Set problem
Extract each of the rows below and reproduce it verbatim, character for character.

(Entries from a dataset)
[start]
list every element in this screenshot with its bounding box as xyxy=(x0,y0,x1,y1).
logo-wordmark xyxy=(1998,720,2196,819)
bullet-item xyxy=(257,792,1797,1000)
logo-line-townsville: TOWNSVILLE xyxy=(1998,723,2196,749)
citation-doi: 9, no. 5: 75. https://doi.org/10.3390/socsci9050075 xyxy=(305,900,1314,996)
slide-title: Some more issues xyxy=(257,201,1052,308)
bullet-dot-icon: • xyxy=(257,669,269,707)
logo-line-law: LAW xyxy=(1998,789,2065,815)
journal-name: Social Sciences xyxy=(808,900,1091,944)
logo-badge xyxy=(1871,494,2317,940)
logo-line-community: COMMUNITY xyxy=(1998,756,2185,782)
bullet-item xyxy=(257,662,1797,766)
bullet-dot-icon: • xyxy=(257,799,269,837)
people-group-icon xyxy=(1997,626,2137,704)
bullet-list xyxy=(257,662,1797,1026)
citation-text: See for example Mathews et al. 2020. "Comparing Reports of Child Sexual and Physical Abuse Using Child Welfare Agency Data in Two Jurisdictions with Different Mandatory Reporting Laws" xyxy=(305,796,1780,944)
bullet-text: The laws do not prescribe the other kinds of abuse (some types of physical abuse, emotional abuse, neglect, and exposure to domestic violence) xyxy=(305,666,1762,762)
[end]
Answer for the task
list every element in this screenshot with its bounding box as xyxy=(x0,y0,x1,y1).
logo-wordmark xyxy=(1998,720,2196,819)
bullet-item xyxy=(257,792,1797,1000)
logo-line-townsville: TOWNSVILLE xyxy=(1998,723,2196,749)
citation-doi: 9, no. 5: 75. https://doi.org/10.3390/socsci9050075 xyxy=(305,900,1314,996)
slide-title: Some more issues xyxy=(257,201,1052,308)
bullet-dot-icon: • xyxy=(257,669,269,707)
logo-line-law: LAW xyxy=(1998,789,2065,815)
journal-name: Social Sciences xyxy=(808,900,1091,944)
logo-badge xyxy=(1871,494,2317,940)
logo-line-community: COMMUNITY xyxy=(1998,756,2185,782)
bullet-item xyxy=(257,662,1797,766)
bullet-dot-icon: • xyxy=(257,799,269,837)
people-group-icon xyxy=(1997,626,2137,704)
bullet-list xyxy=(257,662,1797,1026)
citation-text: See for example Mathews et al. 2020. "Comparing Reports of Child Sexual and Physical Abuse Using Child Welfare Agency Data in Two Jurisdictions with Different Mandatory Reporting Laws" xyxy=(305,796,1780,944)
bullet-text: The laws do not prescribe the other kinds of abuse (some types of physical abuse, emotional abuse, neglect, and exposure to domestic violence) xyxy=(305,666,1762,762)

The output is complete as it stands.